TASK GOAL
All of the material below is to be retyped exactly.

RECORDS SUPPLIED
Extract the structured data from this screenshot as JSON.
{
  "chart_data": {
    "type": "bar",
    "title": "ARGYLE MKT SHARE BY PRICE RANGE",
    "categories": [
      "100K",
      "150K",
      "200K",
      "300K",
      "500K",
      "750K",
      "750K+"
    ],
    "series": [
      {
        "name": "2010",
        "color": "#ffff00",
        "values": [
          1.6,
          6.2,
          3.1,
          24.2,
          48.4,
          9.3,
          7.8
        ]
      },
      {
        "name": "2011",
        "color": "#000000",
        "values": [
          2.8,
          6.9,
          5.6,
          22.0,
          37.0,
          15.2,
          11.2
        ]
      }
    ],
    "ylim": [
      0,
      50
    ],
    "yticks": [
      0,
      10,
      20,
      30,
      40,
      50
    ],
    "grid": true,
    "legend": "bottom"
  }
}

WRITTEN ANSWER
Extract the structured data from this screenshot as JSON.
{
  "chart_data": {
    "type": "bar",
    "title": "ARGYLE MKT SHARE BY PRICE RANGE",
    "categories": [
      "100K",
      "150K",
      "200K",
      "300K",
      "500K",
      "750K",
      "750K+"
    ],
    "series": [
      {
        "name": "2010",
        "color": "#ffff00",
        "values": [
          1.6,
          6.2,
          3.1,
          24.2,
          48.4,
          9.3,
          7.8
        ]
      },
      {
        "name": "2011",
        "color": "#000000",
        "values": [
          2.8,
          6.9,
          5.6,
          22.0,
          37.0,
          15.2,
          11.2
        ]
      }
    ],
    "ylim": [
      0,
      50
    ],
    "yticks": [
      0,
      10,
      20,
      30,
      40,
      50
    ],
    "grid": true,
    "legend": "bottom"
  }
}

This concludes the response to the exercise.